[Items from a figure collection]
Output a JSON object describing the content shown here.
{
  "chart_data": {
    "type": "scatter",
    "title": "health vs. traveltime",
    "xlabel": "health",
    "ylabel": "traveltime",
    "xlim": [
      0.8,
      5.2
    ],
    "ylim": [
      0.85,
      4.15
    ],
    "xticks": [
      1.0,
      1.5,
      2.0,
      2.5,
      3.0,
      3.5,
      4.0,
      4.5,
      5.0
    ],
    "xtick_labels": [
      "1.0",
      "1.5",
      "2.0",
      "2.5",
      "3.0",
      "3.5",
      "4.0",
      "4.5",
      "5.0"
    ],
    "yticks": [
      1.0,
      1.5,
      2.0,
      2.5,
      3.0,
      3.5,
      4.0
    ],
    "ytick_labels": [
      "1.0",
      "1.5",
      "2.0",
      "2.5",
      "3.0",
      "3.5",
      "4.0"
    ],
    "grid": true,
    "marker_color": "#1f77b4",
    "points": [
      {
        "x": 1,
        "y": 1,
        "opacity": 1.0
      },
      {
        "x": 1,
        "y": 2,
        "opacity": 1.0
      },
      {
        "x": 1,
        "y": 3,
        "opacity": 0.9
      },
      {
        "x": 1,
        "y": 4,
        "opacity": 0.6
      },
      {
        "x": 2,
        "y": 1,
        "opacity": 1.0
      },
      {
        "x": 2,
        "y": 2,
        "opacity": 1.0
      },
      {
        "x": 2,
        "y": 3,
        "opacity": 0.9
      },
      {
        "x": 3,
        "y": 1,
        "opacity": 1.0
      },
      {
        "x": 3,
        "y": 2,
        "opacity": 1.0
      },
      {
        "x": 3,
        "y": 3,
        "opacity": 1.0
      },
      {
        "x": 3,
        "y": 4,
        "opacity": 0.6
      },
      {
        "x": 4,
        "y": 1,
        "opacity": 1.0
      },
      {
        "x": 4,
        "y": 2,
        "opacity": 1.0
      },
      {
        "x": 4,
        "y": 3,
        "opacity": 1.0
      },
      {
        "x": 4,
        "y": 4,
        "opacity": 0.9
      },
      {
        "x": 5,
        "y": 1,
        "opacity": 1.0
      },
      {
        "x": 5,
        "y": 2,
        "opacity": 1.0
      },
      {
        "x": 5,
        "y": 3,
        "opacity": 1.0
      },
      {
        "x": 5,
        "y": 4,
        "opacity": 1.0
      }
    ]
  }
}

Your objective = Repeat the data exactly. Leave nothing out.

Exercise solution =
Output a JSON object describing the content shown here.
{
  "chart_data": {
    "type": "scatter",
    "title": "health vs. traveltime",
    "xlabel": "health",
    "ylabel": "traveltime",
    "xlim": [
      0.8,
      5.2
    ],
    "ylim": [
      0.85,
      4.15
    ],
    "xticks": [
      1.0,
      1.5,
      2.0,
      2.5,
      3.0,
      3.5,
      4.0,
      4.5,
      5.0
    ],
    "xtick_labels": [
      "1.0",
      "1.5",
      "2.0",
      "2.5",
      "3.0",
      "3.5",
      "4.0",
      "4.5",
      "5.0"
    ],
    "yticks": [
      1.0,
      1.5,
      2.0,
      2.5,
      3.0,
      3.5,
      4.0
    ],
    "ytick_labels": [
      "1.0",
      "1.5",
      "2.0",
      "2.5",
      "3.0",
      "3.5",
      "4.0"
    ],
    "grid": true,
    "marker_color": "#1f77b4",
    "points": [
      {
        "x": 1,
        "y": 1,
        "opacity": 1.0
      },
      {
        "x": 1,
        "y": 2,
        "opacity": 1.0
      },
      {
        "x": 1,
        "y": 3,
        "opacity": 0.9
      },
      {
        "x": 1,
        "y": 4,
        "opacity": 0.6
      },
      {
        "x": 2,
        "y": 1,
        "opacity": 1.0
      },
      {
        "x": 2,
        "y": 2,
        "opacity": 1.0
      },
      {
        "x": 2,
        "y": 3,
        "opacity": 0.9
      },
      {
        "x": 3,
        "y": 1,
        "opacity": 1.0
      },
      {
        "x": 3,
        "y": 2,
        "opacity": 1.0
      },
      {
        "x": 3,
        "y": 3,
        "opacity": 1.0
      },
      {
        "x": 3,
        "y": 4,
        "opacity": 0.6
      },
      {
        "x": 4,
        "y": 1,
        "opacity": 1.0
      },
      {
        "x": 4,
        "y": 2,
        "opacity": 1.0
      },
      {
        "x": 4,
        "y": 3,
        "opacity": 1.0
      },
      {
        "x": 4,
        "y": 4,
        "opacity": 0.9
      },
      {
        "x": 5,
        "y": 1,
        "opacity": 1.0
      },
      {
        "x": 5,
        "y": 2,
        "opacity": 1.0
      },
      {
        "x": 5,
        "y": 3,
        "opacity": 1.0
      },
      {
        "x": 5,
        "y": 4,
        "opacity": 1.0
      }
    ]
  }
}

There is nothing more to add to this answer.